**Task statement**
Reproduce the listing below in full and without alteration, apart from its pictures.

**Records**
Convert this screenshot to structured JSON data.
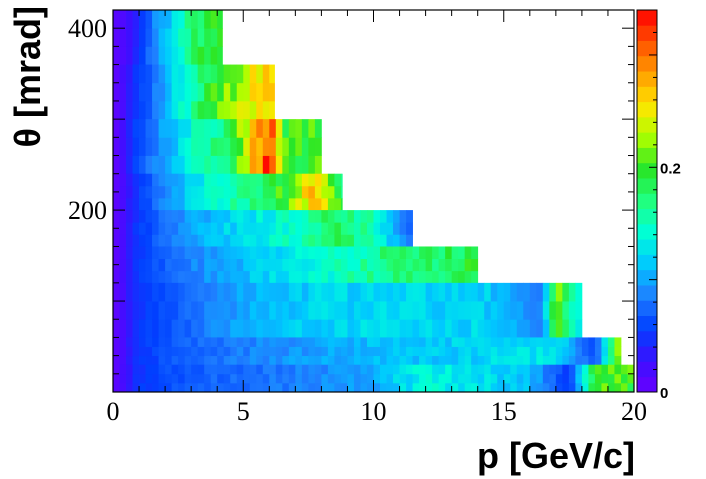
{
  "chart_data": {
    "type": "heatmap",
    "title": "",
    "xlabel": "p [GeV/c]",
    "ylabel": "θ [mrad]",
    "xlim": [
      0,
      20
    ],
    "ylim": [
      0,
      420
    ],
    "x_ticks": [
      0,
      5,
      10,
      15,
      20
    ],
    "x_tick_labels": [
      "0",
      "5",
      "10",
      "15",
      "20"
    ],
    "y_ticks": [
      200,
      400
    ],
    "y_tick_labels": [
      "200",
      "400"
    ],
    "zlim": [
      0,
      0.34
    ],
    "colorbar_ticks": [
      0,
      0.2
    ],
    "colorbar_tick_labels": [
      "0",
      "0.2"
    ],
    "colormap": "rainbow",
    "colormap_colors": [
      "#6a00ff",
      "#3a10ff",
      "#0040ff",
      "#1f7fff",
      "#00c8ff",
      "#00ffd8",
      "#20ff80",
      "#28e628",
      "#aaff00",
      "#ffe600",
      "#ff9e00",
      "#ff5000",
      "#ff0000"
    ],
    "y_bins": [
      {
        "y0": 360,
        "y1": 420,
        "x_max": 4.2,
        "anchors": [
          [
            0.2,
            0.01
          ],
          [
            0.9,
            0.04
          ],
          [
            1.5,
            0.08
          ],
          [
            2.4,
            0.13
          ],
          [
            3.2,
            0.18
          ],
          [
            4.2,
            0.2
          ]
        ]
      },
      {
        "y0": 300,
        "y1": 360,
        "x_max": 6.2,
        "anchors": [
          [
            0.2,
            0.01
          ],
          [
            0.9,
            0.05
          ],
          [
            2.0,
            0.1
          ],
          [
            3.0,
            0.16
          ],
          [
            4.5,
            0.22
          ],
          [
            5.5,
            0.25
          ],
          [
            6.2,
            0.25
          ]
        ]
      },
      {
        "y0": 240,
        "y1": 300,
        "x_max": 8.0,
        "anchors": [
          [
            0.2,
            0.01
          ],
          [
            0.9,
            0.06
          ],
          [
            2.0,
            0.1
          ],
          [
            3.0,
            0.14
          ],
          [
            4.5,
            0.18
          ],
          [
            6.0,
            0.32
          ],
          [
            6.6,
            0.2
          ],
          [
            8.0,
            0.2
          ]
        ]
      },
      {
        "y0": 200,
        "y1": 240,
        "x_max": 8.8,
        "anchors": [
          [
            0.2,
            0.01
          ],
          [
            0.9,
            0.05
          ],
          [
            2.0,
            0.09
          ],
          [
            3.2,
            0.13
          ],
          [
            5.0,
            0.16
          ],
          [
            6.5,
            0.2
          ],
          [
            7.8,
            0.27
          ],
          [
            8.8,
            0.18
          ]
        ]
      },
      {
        "y0": 160,
        "y1": 200,
        "x_max": 11.5,
        "anchors": [
          [
            0.2,
            0.01
          ],
          [
            0.9,
            0.05
          ],
          [
            2.5,
            0.09
          ],
          [
            4.5,
            0.12
          ],
          [
            6.5,
            0.14
          ],
          [
            8.5,
            0.18
          ],
          [
            10.0,
            0.15
          ],
          [
            11.5,
            0.07
          ]
        ]
      },
      {
        "y0": 120,
        "y1": 160,
        "x_max": 14.0,
        "anchors": [
          [
            0.2,
            0.01
          ],
          [
            0.9,
            0.05
          ],
          [
            2.5,
            0.08
          ],
          [
            5.0,
            0.11
          ],
          [
            8.0,
            0.14
          ],
          [
            10.5,
            0.17
          ],
          [
            12.5,
            0.18
          ],
          [
            14.0,
            0.19
          ]
        ]
      },
      {
        "y0": 60,
        "y1": 120,
        "x_max": 18.0,
        "anchors": [
          [
            0.2,
            0.01
          ],
          [
            0.9,
            0.05
          ],
          [
            2.5,
            0.07
          ],
          [
            5.0,
            0.1
          ],
          [
            8.0,
            0.12
          ],
          [
            11.0,
            0.12
          ],
          [
            14.0,
            0.12
          ],
          [
            16.5,
            0.09
          ],
          [
            17.0,
            0.22
          ],
          [
            18.0,
            0.12
          ]
        ]
      },
      {
        "y0": 30,
        "y1": 60,
        "x_max": 19.5,
        "anchors": [
          [
            0.2,
            0.01
          ],
          [
            0.9,
            0.05
          ],
          [
            2.5,
            0.07
          ],
          [
            6.0,
            0.09
          ],
          [
            10.0,
            0.11
          ],
          [
            14.0,
            0.12
          ],
          [
            17.0,
            0.13
          ],
          [
            18.5,
            0.06
          ],
          [
            19.5,
            0.23
          ]
        ]
      },
      {
        "y0": 0,
        "y1": 30,
        "x_max": 20.0,
        "anchors": [
          [
            0.2,
            0.01
          ],
          [
            0.9,
            0.05
          ],
          [
            3.0,
            0.07
          ],
          [
            6.0,
            0.08
          ],
          [
            10.0,
            0.1
          ],
          [
            12.0,
            0.14
          ],
          [
            16.0,
            0.11
          ],
          [
            17.5,
            0.05
          ],
          [
            18.5,
            0.2
          ],
          [
            20.0,
            0.2
          ]
        ]
      }
    ]
  }
}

**Solution below**
Convert this screenshot to structured JSON data.
{
  "chart_data": {
    "type": "heatmap",
    "title": "",
    "xlabel": "p [GeV/c]",
    "ylabel": "θ [mrad]",
    "xlim": [
      0,
      20
    ],
    "ylim": [
      0,
      420
    ],
    "x_ticks": [
      0,
      5,
      10,
      15,
      20
    ],
    "x_tick_labels": [
      "0",
      "5",
      "10",
      "15",
      "20"
    ],
    "y_ticks": [
      200,
      400
    ],
    "y_tick_labels": [
      "200",
      "400"
    ],
    "zlim": [
      0,
      0.34
    ],
    "colorbar_ticks": [
      0,
      0.2
    ],
    "colorbar_tick_labels": [
      "0",
      "0.2"
    ],
    "colormap": "rainbow",
    "colormap_colors": [
      "#6a00ff",
      "#3a10ff",
      "#0040ff",
      "#1f7fff",
      "#00c8ff",
      "#00ffd8",
      "#20ff80",
      "#28e628",
      "#aaff00",
      "#ffe600",
      "#ff9e00",
      "#ff5000",
      "#ff0000"
    ],
    "y_bins": [
      {
        "y0": 360,
        "y1": 420,
        "x_max": 4.2,
        "anchors": [
          [
            0.2,
            0.01
          ],
          [
            0.9,
            0.04
          ],
          [
            1.5,
            0.08
          ],
          [
            2.4,
            0.13
          ],
          [
            3.2,
            0.18
          ],
          [
            4.2,
            0.2
          ]
        ]
      },
      {
        "y0": 300,
        "y1": 360,
        "x_max": 6.2,
        "anchors": [
          [
            0.2,
            0.01
          ],
          [
            0.9,
            0.05
          ],
          [
            2.0,
            0.1
          ],
          [
            3.0,
            0.16
          ],
          [
            4.5,
            0.22
          ],
          [
            5.5,
            0.25
          ],
          [
            6.2,
            0.25
          ]
        ]
      },
      {
        "y0": 240,
        "y1": 300,
        "x_max": 8.0,
        "anchors": [
          [
            0.2,
            0.01
          ],
          [
            0.9,
            0.06
          ],
          [
            2.0,
            0.1
          ],
          [
            3.0,
            0.14
          ],
          [
            4.5,
            0.18
          ],
          [
            6.0,
            0.32
          ],
          [
            6.6,
            0.2
          ],
          [
            8.0,
            0.2
          ]
        ]
      },
      {
        "y0": 200,
        "y1": 240,
        "x_max": 8.8,
        "anchors": [
          [
            0.2,
            0.01
          ],
          [
            0.9,
            0.05
          ],
          [
            2.0,
            0.09
          ],
          [
            3.2,
            0.13
          ],
          [
            5.0,
            0.16
          ],
          [
            6.5,
            0.2
          ],
          [
            7.8,
            0.27
          ],
          [
            8.8,
            0.18
          ]
        ]
      },
      {
        "y0": 160,
        "y1": 200,
        "x_max": 11.5,
        "anchors": [
          [
            0.2,
            0.01
          ],
          [
            0.9,
            0.05
          ],
          [
            2.5,
            0.09
          ],
          [
            4.5,
            0.12
          ],
          [
            6.5,
            0.14
          ],
          [
            8.5,
            0.18
          ],
          [
            10.0,
            0.15
          ],
          [
            11.5,
            0.07
          ]
        ]
      },
      {
        "y0": 120,
        "y1": 160,
        "x_max": 14.0,
        "anchors": [
          [
            0.2,
            0.01
          ],
          [
            0.9,
            0.05
          ],
          [
            2.5,
            0.08
          ],
          [
            5.0,
            0.11
          ],
          [
            8.0,
            0.14
          ],
          [
            10.5,
            0.17
          ],
          [
            12.5,
            0.18
          ],
          [
            14.0,
            0.19
          ]
        ]
      },
      {
        "y0": 60,
        "y1": 120,
        "x_max": 18.0,
        "anchors": [
          [
            0.2,
            0.01
          ],
          [
            0.9,
            0.05
          ],
          [
            2.5,
            0.07
          ],
          [
            5.0,
            0.1
          ],
          [
            8.0,
            0.12
          ],
          [
            11.0,
            0.12
          ],
          [
            14.0,
            0.12
          ],
          [
            16.5,
            0.09
          ],
          [
            17.0,
            0.22
          ],
          [
            18.0,
            0.12
          ]
        ]
      },
      {
        "y0": 30,
        "y1": 60,
        "x_max": 19.5,
        "anchors": [
          [
            0.2,
            0.01
          ],
          [
            0.9,
            0.05
          ],
          [
            2.5,
            0.07
          ],
          [
            6.0,
            0.09
          ],
          [
            10.0,
            0.11
          ],
          [
            14.0,
            0.12
          ],
          [
            17.0,
            0.13
          ],
          [
            18.5,
            0.06
          ],
          [
            19.5,
            0.23
          ]
        ]
      },
      {
        "y0": 0,
        "y1": 30,
        "x_max": 20.0,
        "anchors": [
          [
            0.2,
            0.01
          ],
          [
            0.9,
            0.05
          ],
          [
            3.0,
            0.07
          ],
          [
            6.0,
            0.08
          ],
          [
            10.0,
            0.1
          ],
          [
            12.0,
            0.14
          ],
          [
            16.0,
            0.11
          ],
          [
            17.5,
            0.05
          ],
          [
            18.5,
            0.2
          ],
          [
            20.0,
            0.2
          ]
        ]
      }
    ]
  }
}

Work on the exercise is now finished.